• **EXERCISE BRIEF**
Gather every line in the records below that contains the word "this".

Dataset rows
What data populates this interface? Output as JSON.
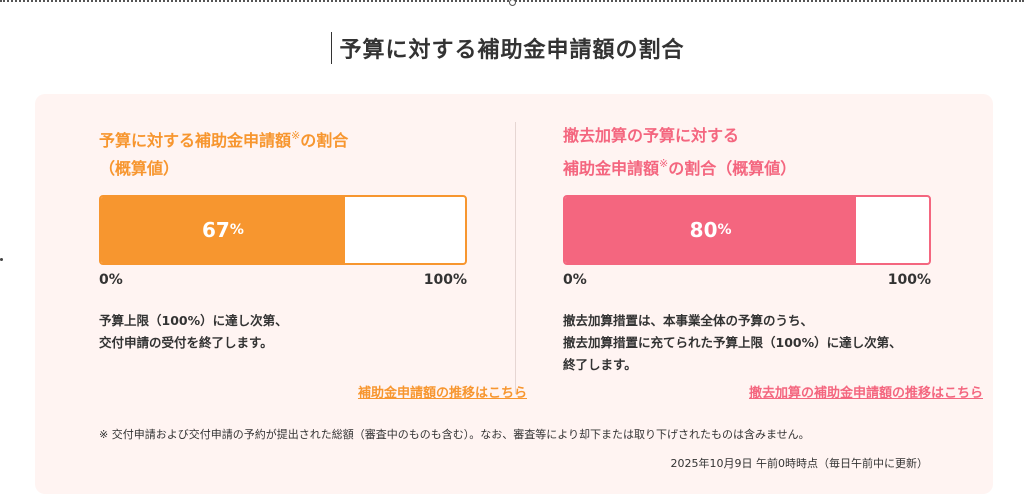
{
  "page": {
    "title": "予算に対する補助金申請額の割合"
  },
  "left": {
    "title_line1_a": "予算に対する補助金申請額",
    "title_mark": "※",
    "title_line1_b": "の割合",
    "title_line2": "（概算値）",
    "value": 67,
    "value_label": "67",
    "value_unit": "%",
    "axis_min": "0%",
    "axis_max": "100%",
    "note_line1": "予算上限（100%）に達し次第、",
    "note_line2": "交付申請の受付を終了します。",
    "link_label": "補助金申請額の推移はこちら",
    "accent_color": "#f7962f"
  },
  "right": {
    "title_line1": "撤去加算の予算に対する",
    "title_line2_a": "補助金申請額",
    "title_mark": "※",
    "title_line2_b": "の割合（概算値）",
    "value": 80,
    "value_label": "80",
    "value_unit": "%",
    "axis_min": "0%",
    "axis_max": "100%",
    "note_line1": "撤去加算措置は、本事業全体の予算のうち、",
    "note_line2": "撤去加算措置に充てられた予算上限（100%）に達し次第、",
    "note_line3": "終了します。",
    "link_label": "撤去加算の補助金申請額の推移はこちら",
    "accent_color": "#f4667f"
  },
  "footer": {
    "footnote": "※ 交付申請および交付申請の予約が提出された総額（審査中のものも含む）。なお、審査等により却下または取り下げされたものは含みません。",
    "updated": "2025年10月9日 午前0時時点（毎日午前中に更新）"
  },
  "panel_background": "#fff4f2"
}
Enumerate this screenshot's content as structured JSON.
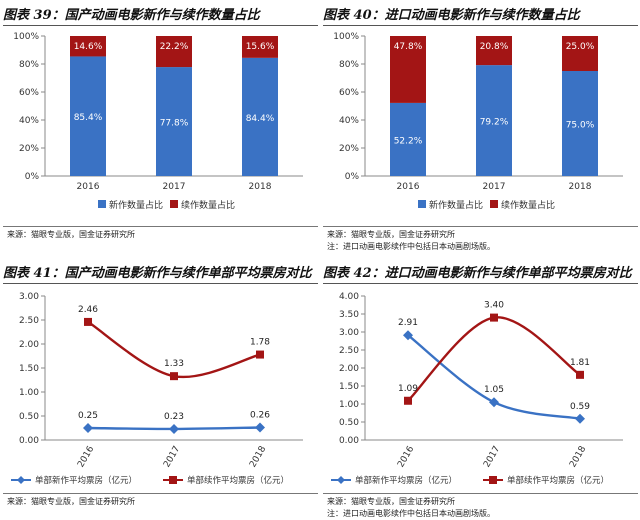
{
  "colors": {
    "blue": "#3a72c4",
    "red": "#a31515"
  },
  "panels": [
    {
      "title": "图表 39：国产动画电影新作与续作数量占比",
      "source": [
        "来源：猫眼专业版，国金证券研究所"
      ],
      "chart_data": {
        "type": "bar",
        "stacked": true,
        "categories": [
          "2016",
          "2017",
          "2018"
        ],
        "series": [
          {
            "name": "新作数量占比",
            "values": [
              85.4,
              77.8,
              84.4
            ],
            "labels": [
              "85.4%",
              "77.8%",
              "84.4%"
            ],
            "color": "#3a72c4"
          },
          {
            "name": "续作数量占比",
            "values": [
              14.6,
              22.2,
              15.6
            ],
            "labels": [
              "14.6%",
              "22.2%",
              "15.6%"
            ],
            "color": "#a31515"
          }
        ],
        "ylim": [
          0,
          100
        ],
        "yticks": [
          "0%",
          "20%",
          "40%",
          "60%",
          "80%",
          "100%"
        ],
        "legend": "bottom"
      }
    },
    {
      "title": "图表 40：进口动画电影新作与续作数量占比",
      "source": [
        "来源：猫眼专业版，国金证券研究所",
        "注：进口动画电影续作中包括日本动画剧场版。"
      ],
      "chart_data": {
        "type": "bar",
        "stacked": true,
        "categories": [
          "2016",
          "2017",
          "2018"
        ],
        "series": [
          {
            "name": "新作数量占比",
            "values": [
              52.2,
              79.2,
              75.0
            ],
            "labels": [
              "52.2%",
              "79.2%",
              "75.0%"
            ],
            "color": "#3a72c4"
          },
          {
            "name": "续作数量占比",
            "values": [
              47.8,
              20.8,
              25.0
            ],
            "labels": [
              "47.8%",
              "20.8%",
              "25.0%"
            ],
            "color": "#a31515"
          }
        ],
        "ylim": [
          0,
          100
        ],
        "yticks": [
          "0%",
          "20%",
          "40%",
          "60%",
          "80%",
          "100%"
        ],
        "legend": "bottom"
      }
    },
    {
      "title": "图表 41：国产动画电影新作与续作单部平均票房对比",
      "source": [
        "来源：猫眼专业版，国金证券研究所"
      ],
      "chart_data": {
        "type": "line",
        "categories": [
          "2016",
          "2017",
          "2018"
        ],
        "series": [
          {
            "name": "单部新作平均票房（亿元）",
            "values": [
              0.25,
              0.23,
              0.26
            ],
            "labels": [
              "0.25",
              "0.23",
              "0.26"
            ],
            "color": "#3a72c4",
            "marker": "diamond"
          },
          {
            "name": "单部续作平均票房（亿元）",
            "values": [
              2.46,
              1.33,
              1.78
            ],
            "labels": [
              "2.46",
              "1.33",
              "1.78"
            ],
            "color": "#a31515",
            "marker": "square"
          }
        ],
        "ylim": [
          0,
          3.0
        ],
        "yticks": [
          "0.00",
          "0.50",
          "1.00",
          "1.50",
          "2.00",
          "2.50",
          "3.00"
        ],
        "legend": "bottom"
      }
    },
    {
      "title": "图表 42：进口动画电影新作与续作单部平均票房对比",
      "source": [
        "来源：猫眼专业版，国金证券研究所",
        "注：进口动画电影续作中包括日本动画剧场版。"
      ],
      "chart_data": {
        "type": "line",
        "categories": [
          "2016",
          "2017",
          "2018"
        ],
        "series": [
          {
            "name": "单部新作平均票房（亿元）",
            "values": [
              2.91,
              1.05,
              0.59
            ],
            "labels": [
              "2.91",
              "1.05",
              "0.59"
            ],
            "color": "#3a72c4",
            "marker": "diamond"
          },
          {
            "name": "单部续作平均票房（亿元）",
            "values": [
              1.09,
              3.4,
              1.81
            ],
            "labels": [
              "1.09",
              "3.40",
              "1.81"
            ],
            "color": "#a31515",
            "marker": "square"
          }
        ],
        "ylim": [
          0,
          4.0
        ],
        "yticks": [
          "0.00",
          "0.50",
          "1.00",
          "1.50",
          "2.00",
          "2.50",
          "3.00",
          "3.50",
          "4.00"
        ],
        "legend": "bottom"
      }
    }
  ]
}
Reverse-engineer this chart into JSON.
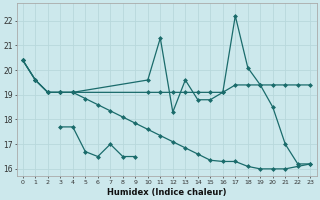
{
  "xlabel": "Humidex (Indice chaleur)",
  "bg_color": "#cce8ec",
  "grid_color": "#b8d8dc",
  "line_color": "#1a6b6b",
  "xlim": [
    -0.5,
    23.5
  ],
  "ylim": [
    15.7,
    22.7
  ],
  "yticks": [
    16,
    17,
    18,
    19,
    20,
    21,
    22
  ],
  "xticks": [
    0,
    1,
    2,
    3,
    4,
    5,
    6,
    7,
    8,
    9,
    10,
    11,
    12,
    13,
    14,
    15,
    16,
    17,
    18,
    19,
    20,
    21,
    22,
    23
  ],
  "series1_x": [
    0,
    1,
    2,
    3,
    4,
    10,
    11,
    12,
    13,
    14,
    15,
    16,
    17,
    18,
    19,
    20,
    21,
    22,
    23
  ],
  "series1_y": [
    20.4,
    19.6,
    19.1,
    19.1,
    19.1,
    19.6,
    21.3,
    18.3,
    19.6,
    18.8,
    18.8,
    19.1,
    22.2,
    20.1,
    19.4,
    18.5,
    17.0,
    16.2,
    16.2
  ],
  "series2_x": [
    0,
    1,
    2,
    3,
    4,
    10,
    11,
    12,
    13,
    14,
    15,
    16,
    17,
    18,
    19,
    20,
    21,
    22,
    23
  ],
  "series2_y": [
    20.4,
    19.6,
    19.1,
    19.1,
    19.1,
    19.1,
    19.1,
    19.1,
    19.1,
    19.1,
    19.1,
    19.1,
    19.4,
    19.4,
    19.4,
    19.4,
    19.4,
    19.4,
    19.4
  ],
  "series3_x": [
    3,
    4,
    5,
    6,
    7,
    8,
    9
  ],
  "series3_y": [
    17.7,
    17.7,
    16.7,
    16.5,
    17.0,
    16.5,
    16.5
  ],
  "series4_x": [
    0,
    1,
    2,
    3,
    4,
    5,
    6,
    7,
    8,
    9,
    10,
    11,
    12,
    13,
    14,
    15,
    16,
    17,
    18,
    19,
    20,
    21,
    22,
    23
  ],
  "series4_y": [
    20.4,
    19.6,
    19.1,
    19.1,
    19.1,
    18.85,
    18.6,
    18.35,
    18.1,
    17.85,
    17.6,
    17.35,
    17.1,
    16.85,
    16.6,
    16.35,
    16.3,
    16.3,
    16.1,
    16.0,
    16.0,
    16.0,
    16.1,
    16.2
  ]
}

• **FULL OUTPUT**
What data populates this interface? Output as JSON.
Enumerate this screenshot's content as structured JSON.
Reverse-engineer this chart into JSON.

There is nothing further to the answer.